* _Problems to solve_
1. In the Carshalton House text, transcribe the part that opens with the words containing "Fellowes then purchased" and closes with "1716 to Fellowes.".
2. Using the Carshalton House text, decide whether each statement agrees with it. Answer yes or no, and quote the deciding words. (a) Fellowes bought Carshalton House directly from Edward Carlton. (b) Richard Cole was the engineer of the Water Tower. (c) The Painted Parlour was made during Fellowes's ownership.
3. Turn the Carshalton House text paragraph beginning "At Carshalton House, Fellowes also employed" into a short list that keeps its main facts.

* _Excerpted text_

He was the fourth son of the London merchant William Fellowes and his wife Susannah Coulson, baptised 15 February 1670; William Fellowes was his elder brother. He traded in cochineal, but came to concentrate on work as a financier.

In 1712 Fellowes gave communion plate to St Michael Paternoster Royal, with his brother William. He was the residual heir of Thomas Coulson, his mother's brother, who died in 1713. Coulson was buried in a vault on the north side of the chancel of St Michael Paternoster Royal, built in 1712 by William and John Fellowes.

==Seat at Carshalton House==
John Radcliffe, who was on good terms with Coulson, bought a house at Carshalton from Edward Carlton, and died there in 1714. The house came into the ownership of the Daughters of the Cross. It is now part of St Philomena's Catholic High School for Girls.

Fellowes then purchased Carshalton House, in 1715. But a legal issue on its title arose: Edward Carlton, a tobacco merchant, had been declared bankrupt. Carlton (or Carleton) owed money to the Crown, on his death in 1713. After the accession in 1714 of George I of Great Britain, properties held by Carlton were granted to Fellowes, including a copper mill. The legal and tax position was rectified, for the properties that had come to Fellowes from Carlton, by a device suggested by Sir William Scawen. It involved Thomas Scawen buying the house, and selling it on in 1716 to Fellowes.

Fellowes had the Water Tower built there, at his seat, around 1721. Girouard calls it "The best surviving example of domestic water-architecture of this period". The engineer was Richard Cole. It had a water-wheel, powered by a mill-stream under the tower coming from an artificial pond. Water was pumped both to the house and to a bathroom in the base of the tower. Above were an orangery, saloon, robing room and a long gallery. The battlements are an example of the sham medievalism of the time, seen also at Briggens House, built by Robert Chester, another South Sea Company director.

At Carshalton House, Fellowes also employed the garden designer Charles Bridgeman, and the nurseryman Joseph Carpenter of Brompton Park. The master builder and sculptor Giles Dance worked there in 1720. The architect Henry Joynes was there around 1720, perhaps being employed on the Water Tower. Christopher Blincoe, a plasterer, worked on the house in 1719–1720. Details of the furnishings were in the 1721 inventories of estates of South Sea Bubble figures. Mentioned were caffaw, a "rich silk cloth similar to damask", and culgee, a "figured Indian silk".

The Painted Parlour at Carshalton House is by Robert Robinson, a decorative painter and engraver who died in 1706. It therefore dates back to Edward Carlton's ownership. The Oak Parlour had an overmantel wooden carving of Fellowes's coat of arms. Fellowes added the third storey of the house. It has been described as "A large, solid block of nine by seven bays, built of yellow and red brick, with two storeys and an attic storey above the cornice".

The Hermitage at Carshalton House may as a building date from Bridgeman's formal garden design for Fellowes. The name isn't attested until the 19th century.

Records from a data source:
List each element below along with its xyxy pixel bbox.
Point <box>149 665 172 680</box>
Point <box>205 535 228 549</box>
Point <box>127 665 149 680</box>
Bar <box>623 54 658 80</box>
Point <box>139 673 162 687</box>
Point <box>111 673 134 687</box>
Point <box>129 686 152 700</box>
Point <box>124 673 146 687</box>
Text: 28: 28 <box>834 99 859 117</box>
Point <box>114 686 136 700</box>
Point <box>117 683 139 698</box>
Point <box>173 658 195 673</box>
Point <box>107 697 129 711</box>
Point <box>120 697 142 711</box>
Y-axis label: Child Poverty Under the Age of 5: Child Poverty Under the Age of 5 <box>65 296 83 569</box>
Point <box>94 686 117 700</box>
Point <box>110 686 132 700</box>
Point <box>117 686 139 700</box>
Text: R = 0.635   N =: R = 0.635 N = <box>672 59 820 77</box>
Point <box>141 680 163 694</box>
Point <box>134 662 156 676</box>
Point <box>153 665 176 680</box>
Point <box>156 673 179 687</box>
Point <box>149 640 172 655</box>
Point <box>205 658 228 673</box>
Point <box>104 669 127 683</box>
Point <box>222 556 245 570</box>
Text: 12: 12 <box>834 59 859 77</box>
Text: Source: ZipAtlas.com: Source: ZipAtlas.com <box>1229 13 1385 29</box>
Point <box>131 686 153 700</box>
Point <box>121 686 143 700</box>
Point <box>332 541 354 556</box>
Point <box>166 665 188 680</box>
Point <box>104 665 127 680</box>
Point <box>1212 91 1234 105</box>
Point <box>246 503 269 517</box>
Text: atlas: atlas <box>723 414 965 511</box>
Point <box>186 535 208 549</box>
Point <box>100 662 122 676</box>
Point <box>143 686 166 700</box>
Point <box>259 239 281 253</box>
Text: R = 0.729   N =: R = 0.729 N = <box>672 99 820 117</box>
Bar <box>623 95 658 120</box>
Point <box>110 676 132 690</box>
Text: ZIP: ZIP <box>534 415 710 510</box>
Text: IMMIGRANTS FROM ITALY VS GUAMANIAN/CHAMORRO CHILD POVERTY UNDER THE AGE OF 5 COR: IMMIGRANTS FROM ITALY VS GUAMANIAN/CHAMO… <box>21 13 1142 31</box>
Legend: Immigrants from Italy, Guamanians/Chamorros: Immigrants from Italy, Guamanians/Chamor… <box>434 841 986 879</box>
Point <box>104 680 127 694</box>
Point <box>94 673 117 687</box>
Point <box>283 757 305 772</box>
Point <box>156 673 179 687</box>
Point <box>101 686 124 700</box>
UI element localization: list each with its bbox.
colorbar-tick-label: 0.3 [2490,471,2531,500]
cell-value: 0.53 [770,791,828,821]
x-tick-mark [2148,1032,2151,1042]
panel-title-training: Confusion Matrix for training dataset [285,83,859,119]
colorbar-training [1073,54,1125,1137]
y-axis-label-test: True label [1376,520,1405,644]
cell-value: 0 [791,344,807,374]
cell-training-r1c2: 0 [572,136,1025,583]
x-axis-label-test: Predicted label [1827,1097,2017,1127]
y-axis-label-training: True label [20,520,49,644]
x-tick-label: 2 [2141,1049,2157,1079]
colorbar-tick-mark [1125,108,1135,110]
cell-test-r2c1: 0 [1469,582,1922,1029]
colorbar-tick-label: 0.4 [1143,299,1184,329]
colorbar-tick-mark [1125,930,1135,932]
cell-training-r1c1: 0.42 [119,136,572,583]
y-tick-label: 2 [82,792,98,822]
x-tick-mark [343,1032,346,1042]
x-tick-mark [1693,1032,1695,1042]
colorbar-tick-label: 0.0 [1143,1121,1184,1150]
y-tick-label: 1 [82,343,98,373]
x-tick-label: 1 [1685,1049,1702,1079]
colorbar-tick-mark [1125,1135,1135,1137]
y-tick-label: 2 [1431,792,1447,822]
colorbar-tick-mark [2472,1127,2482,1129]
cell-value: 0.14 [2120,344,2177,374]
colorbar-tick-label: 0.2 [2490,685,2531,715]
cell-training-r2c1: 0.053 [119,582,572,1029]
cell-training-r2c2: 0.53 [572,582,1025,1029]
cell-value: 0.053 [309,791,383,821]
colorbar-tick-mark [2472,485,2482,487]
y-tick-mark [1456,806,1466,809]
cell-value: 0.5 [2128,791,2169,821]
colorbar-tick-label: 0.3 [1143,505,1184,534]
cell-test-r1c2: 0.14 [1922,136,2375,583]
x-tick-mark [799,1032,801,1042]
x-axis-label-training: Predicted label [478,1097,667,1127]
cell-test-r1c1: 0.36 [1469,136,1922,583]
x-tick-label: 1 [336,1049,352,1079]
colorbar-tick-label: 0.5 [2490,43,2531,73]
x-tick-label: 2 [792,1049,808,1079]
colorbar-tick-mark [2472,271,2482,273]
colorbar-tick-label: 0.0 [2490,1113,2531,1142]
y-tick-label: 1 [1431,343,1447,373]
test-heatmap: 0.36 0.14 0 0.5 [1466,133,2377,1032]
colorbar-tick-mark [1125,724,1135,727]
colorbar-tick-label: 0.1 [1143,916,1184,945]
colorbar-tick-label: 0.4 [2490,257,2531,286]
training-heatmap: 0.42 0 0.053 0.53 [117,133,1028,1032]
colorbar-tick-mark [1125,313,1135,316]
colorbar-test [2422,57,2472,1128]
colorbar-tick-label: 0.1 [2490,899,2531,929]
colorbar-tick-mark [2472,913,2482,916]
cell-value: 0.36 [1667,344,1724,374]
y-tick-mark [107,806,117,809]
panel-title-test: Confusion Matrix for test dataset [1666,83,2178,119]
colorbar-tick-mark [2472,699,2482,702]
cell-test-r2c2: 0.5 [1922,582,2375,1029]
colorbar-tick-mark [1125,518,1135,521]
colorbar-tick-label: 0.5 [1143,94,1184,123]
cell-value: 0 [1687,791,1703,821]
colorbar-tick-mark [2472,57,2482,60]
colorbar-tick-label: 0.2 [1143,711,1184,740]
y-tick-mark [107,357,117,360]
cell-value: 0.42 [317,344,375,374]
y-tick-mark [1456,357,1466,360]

* _Solutions for each task_
1.
Fellowes then purchased Carshalton House, in 1715. But a legal issue on its title arose: Edward Carlton, a tobacco merchant, had been declared bankrupt. Carlton (or Carleton) owed money to the Crown, on his death in 1713. After the accession in 1714 of George I of Great Britain, properties held by Carlton were granted to Fellowes, including a copper mill. The legal and tax position was rectified, for the properties that had come to Fellowes from Carlton, by a device suggested by Sir William Scawen. It involved Thomas Scawen buying the house, and selling it on in 1716 to Fellowes.

2.
(a) No: "It involved Thomas Scawen buying the house, and selling it on in 1716 to Fellowes."
(b) Yes: "The engineer was Richard Cole."
(c) No: "It therefore dates back to Edward Carlton's ownership."

3.
- Charles Bridgeman, garden designer, was employed by Fellowes.
- Joseph Carpenter of Brompton Park, nurseryman, was employed by Fellowes.
- Giles Dance, master builder and sculptor, worked there in 1720.
- Henry Joynes, architect, was there around 1720, perhaps on the Water Tower.
- Christopher Blincoe, plasterer, worked on the house in 1719–1720.
- The 1721 inventories of South Sea Bubble estates record the furnishings, including caffaw ("rich silk cloth similar to damask") and culgee ("figured Indian silk").